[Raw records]

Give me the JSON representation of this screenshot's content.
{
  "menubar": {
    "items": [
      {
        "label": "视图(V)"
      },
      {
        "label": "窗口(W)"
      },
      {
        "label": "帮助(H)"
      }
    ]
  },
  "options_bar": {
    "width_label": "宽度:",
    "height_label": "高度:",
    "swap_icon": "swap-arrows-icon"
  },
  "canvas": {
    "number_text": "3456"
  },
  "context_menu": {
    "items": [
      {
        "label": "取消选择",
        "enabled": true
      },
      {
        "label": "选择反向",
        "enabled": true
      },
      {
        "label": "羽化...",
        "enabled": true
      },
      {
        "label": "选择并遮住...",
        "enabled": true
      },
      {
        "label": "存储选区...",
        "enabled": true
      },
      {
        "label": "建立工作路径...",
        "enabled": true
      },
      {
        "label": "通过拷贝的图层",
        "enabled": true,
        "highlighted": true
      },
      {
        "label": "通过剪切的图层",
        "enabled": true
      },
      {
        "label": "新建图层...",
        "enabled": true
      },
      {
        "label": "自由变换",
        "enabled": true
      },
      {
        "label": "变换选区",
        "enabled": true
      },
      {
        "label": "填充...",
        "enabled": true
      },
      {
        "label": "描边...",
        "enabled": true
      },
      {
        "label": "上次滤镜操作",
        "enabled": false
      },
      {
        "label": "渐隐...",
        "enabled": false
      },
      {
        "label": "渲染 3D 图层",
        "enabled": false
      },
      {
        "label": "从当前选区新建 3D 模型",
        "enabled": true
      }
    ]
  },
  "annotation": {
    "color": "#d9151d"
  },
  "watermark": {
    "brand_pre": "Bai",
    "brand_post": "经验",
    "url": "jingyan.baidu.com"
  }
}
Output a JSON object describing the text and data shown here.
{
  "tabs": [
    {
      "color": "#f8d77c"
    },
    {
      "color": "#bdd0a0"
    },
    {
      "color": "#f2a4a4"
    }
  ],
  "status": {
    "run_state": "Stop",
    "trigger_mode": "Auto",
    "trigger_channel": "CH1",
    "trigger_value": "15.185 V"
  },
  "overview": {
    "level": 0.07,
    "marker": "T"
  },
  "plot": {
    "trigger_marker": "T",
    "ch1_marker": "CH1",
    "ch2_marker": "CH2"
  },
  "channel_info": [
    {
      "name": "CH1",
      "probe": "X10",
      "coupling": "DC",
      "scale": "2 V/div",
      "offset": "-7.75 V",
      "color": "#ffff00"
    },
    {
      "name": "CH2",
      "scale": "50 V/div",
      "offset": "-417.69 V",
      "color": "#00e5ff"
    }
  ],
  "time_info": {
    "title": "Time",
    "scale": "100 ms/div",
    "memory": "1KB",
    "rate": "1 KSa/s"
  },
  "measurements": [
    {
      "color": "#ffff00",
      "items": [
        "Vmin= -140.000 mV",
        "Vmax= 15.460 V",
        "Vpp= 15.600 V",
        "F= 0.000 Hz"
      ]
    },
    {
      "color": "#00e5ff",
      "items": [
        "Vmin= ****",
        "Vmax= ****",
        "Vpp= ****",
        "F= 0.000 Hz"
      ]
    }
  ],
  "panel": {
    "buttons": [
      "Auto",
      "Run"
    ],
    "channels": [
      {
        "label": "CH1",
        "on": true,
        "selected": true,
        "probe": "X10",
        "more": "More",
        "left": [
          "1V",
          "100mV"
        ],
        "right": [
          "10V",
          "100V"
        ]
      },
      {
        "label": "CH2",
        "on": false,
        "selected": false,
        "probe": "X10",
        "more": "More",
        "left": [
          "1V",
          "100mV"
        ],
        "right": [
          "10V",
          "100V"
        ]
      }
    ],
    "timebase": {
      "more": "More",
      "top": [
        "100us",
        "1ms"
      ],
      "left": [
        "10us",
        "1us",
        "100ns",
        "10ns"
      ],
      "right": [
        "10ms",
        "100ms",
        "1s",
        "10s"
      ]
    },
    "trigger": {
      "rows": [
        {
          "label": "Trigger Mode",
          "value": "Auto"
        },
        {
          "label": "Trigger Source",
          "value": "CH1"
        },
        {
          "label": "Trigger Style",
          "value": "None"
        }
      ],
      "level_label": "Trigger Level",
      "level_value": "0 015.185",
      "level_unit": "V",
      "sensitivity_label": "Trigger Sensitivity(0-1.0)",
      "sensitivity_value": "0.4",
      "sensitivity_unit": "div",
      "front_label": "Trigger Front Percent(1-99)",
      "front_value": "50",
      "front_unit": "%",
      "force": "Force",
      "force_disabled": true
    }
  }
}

...

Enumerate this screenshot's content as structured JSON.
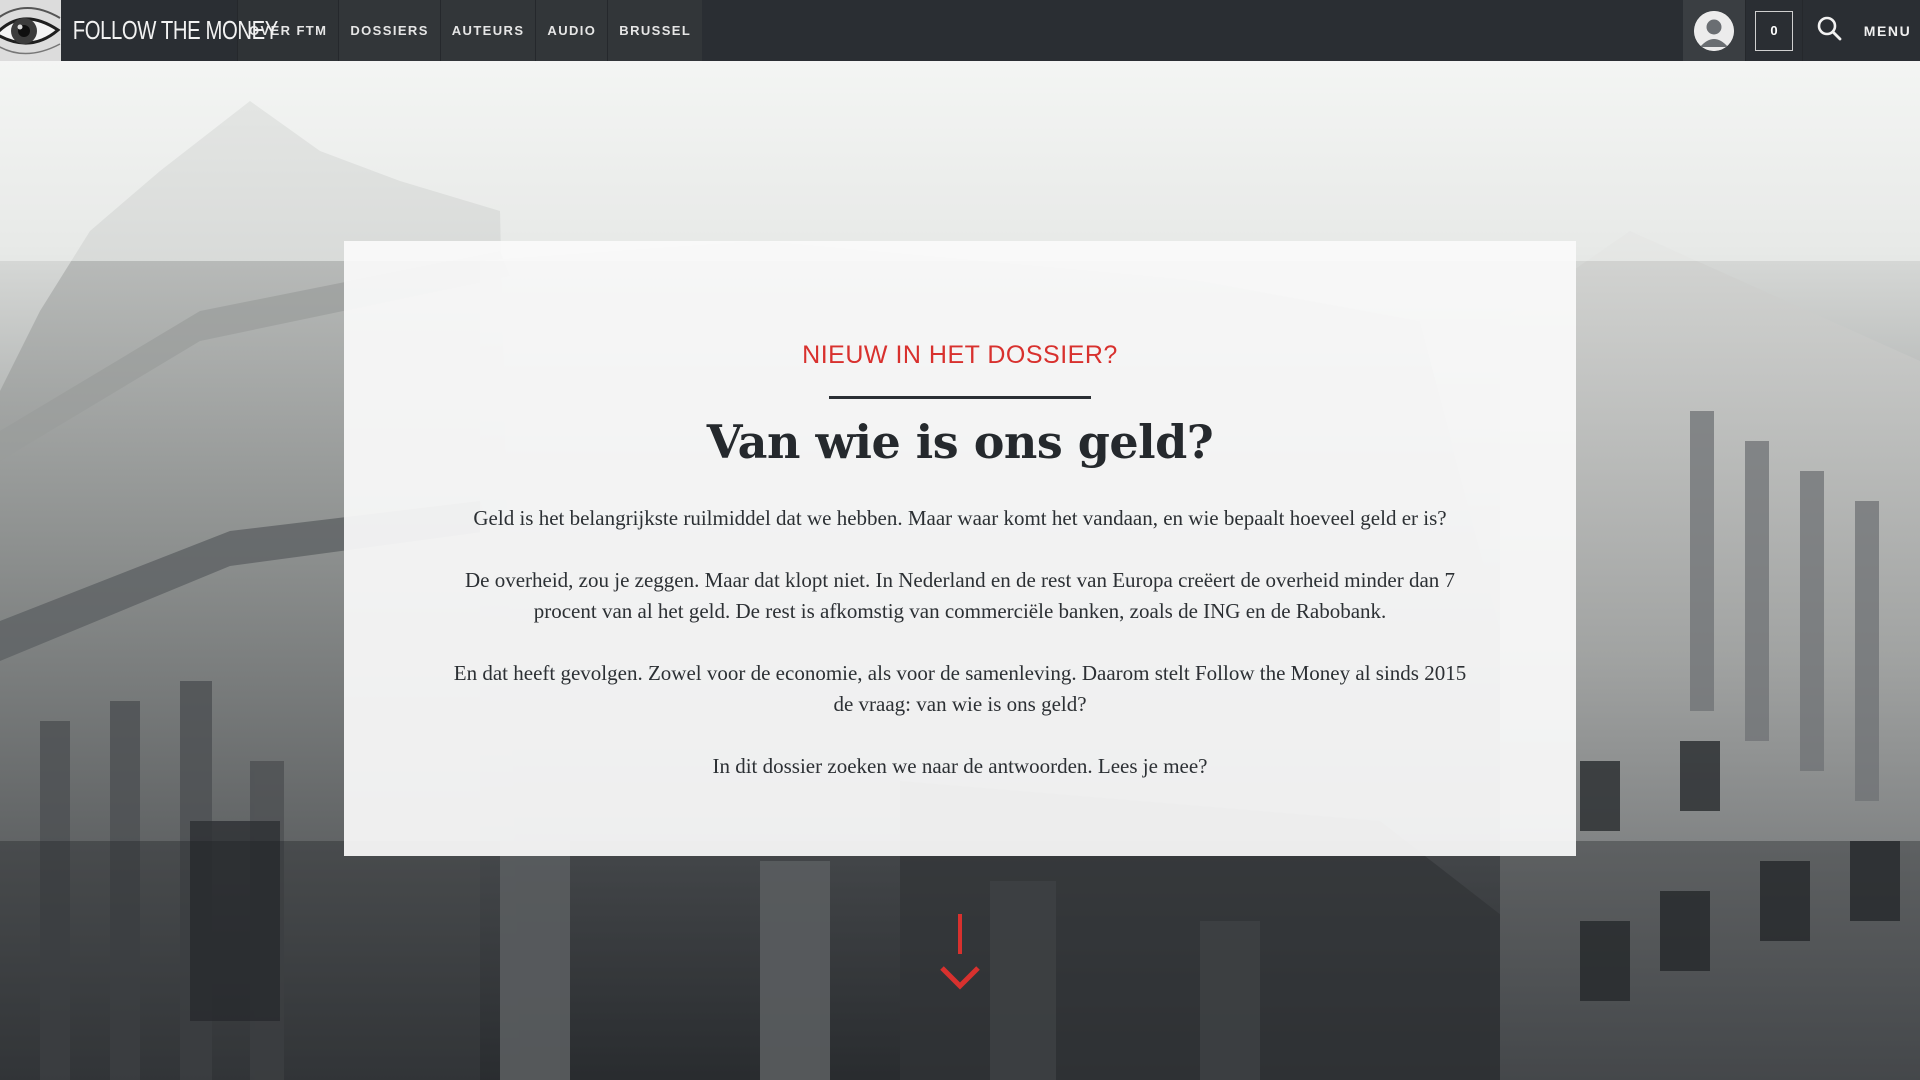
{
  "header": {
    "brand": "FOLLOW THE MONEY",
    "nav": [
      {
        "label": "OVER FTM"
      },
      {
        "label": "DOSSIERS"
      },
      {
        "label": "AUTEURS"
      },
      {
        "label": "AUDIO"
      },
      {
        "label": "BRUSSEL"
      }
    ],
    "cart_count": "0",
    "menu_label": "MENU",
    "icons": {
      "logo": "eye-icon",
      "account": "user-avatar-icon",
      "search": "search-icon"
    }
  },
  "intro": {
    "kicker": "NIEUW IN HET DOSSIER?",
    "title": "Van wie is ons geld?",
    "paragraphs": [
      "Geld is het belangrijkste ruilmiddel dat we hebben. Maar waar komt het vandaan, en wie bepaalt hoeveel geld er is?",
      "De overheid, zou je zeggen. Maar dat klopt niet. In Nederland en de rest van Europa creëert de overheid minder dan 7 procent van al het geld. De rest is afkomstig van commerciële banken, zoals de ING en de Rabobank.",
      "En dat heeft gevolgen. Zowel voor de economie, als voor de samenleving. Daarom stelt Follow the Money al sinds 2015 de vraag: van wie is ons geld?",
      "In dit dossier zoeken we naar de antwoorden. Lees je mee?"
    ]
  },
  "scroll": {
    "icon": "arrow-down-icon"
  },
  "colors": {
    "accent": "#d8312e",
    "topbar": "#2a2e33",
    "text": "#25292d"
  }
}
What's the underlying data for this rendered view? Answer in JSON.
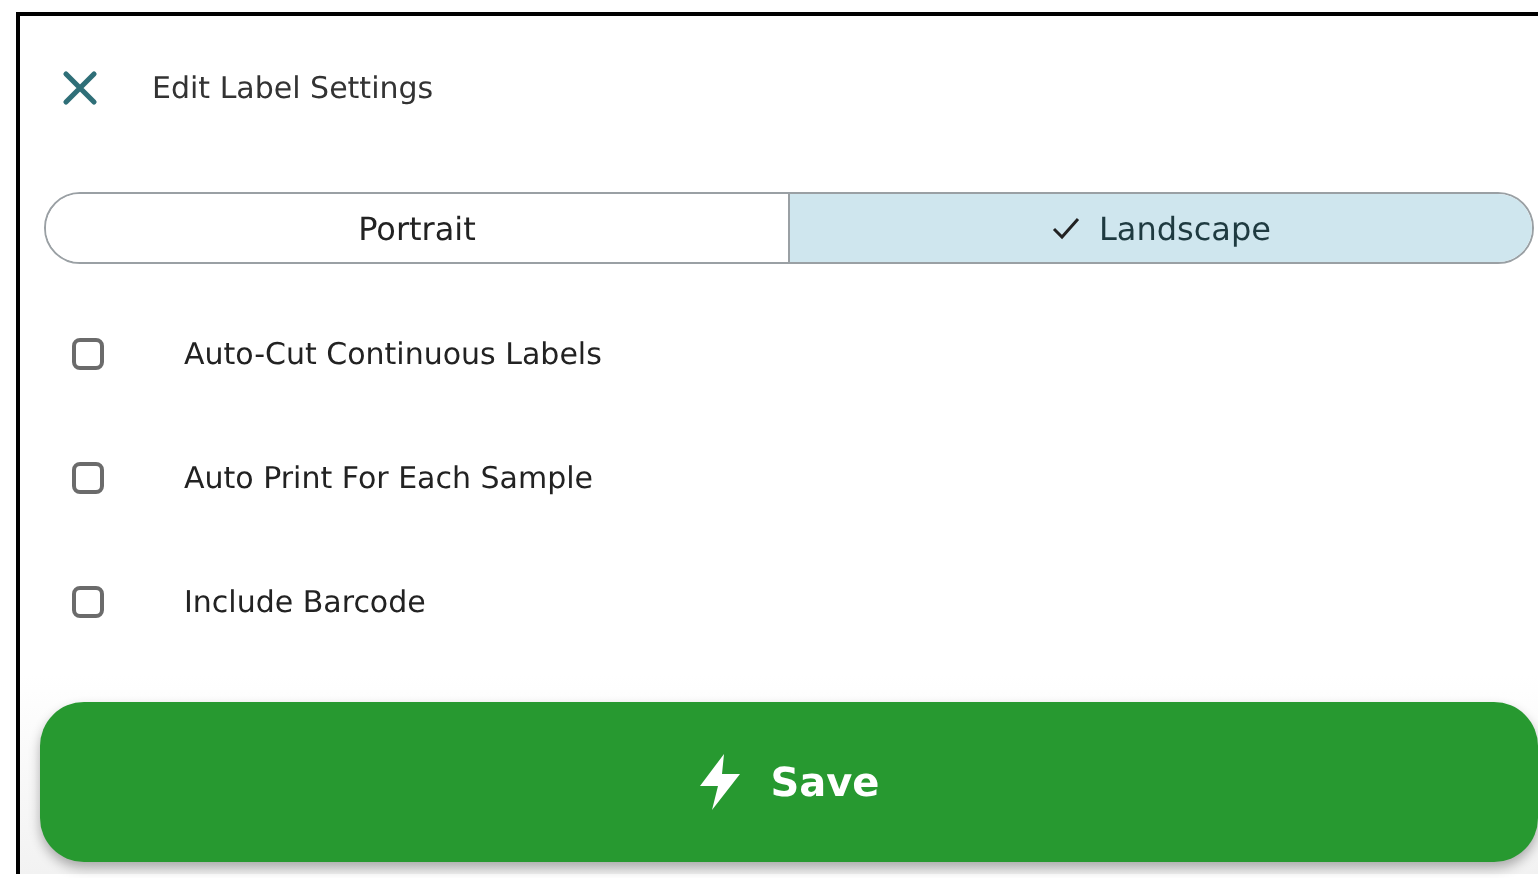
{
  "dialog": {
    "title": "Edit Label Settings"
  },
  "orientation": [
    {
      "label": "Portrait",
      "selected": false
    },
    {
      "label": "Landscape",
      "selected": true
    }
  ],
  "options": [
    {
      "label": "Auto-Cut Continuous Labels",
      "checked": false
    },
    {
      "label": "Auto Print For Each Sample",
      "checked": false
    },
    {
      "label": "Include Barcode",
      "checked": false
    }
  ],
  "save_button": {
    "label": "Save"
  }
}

● Challenge
Collect every line with the string "this" from the records, and copy each.

● Final answer
Give me the JSON representation of this screenshot's content.
Enumerate this screenshot's content as structured JSON.
What's the underlying data for this rendered view? Answer in JSON.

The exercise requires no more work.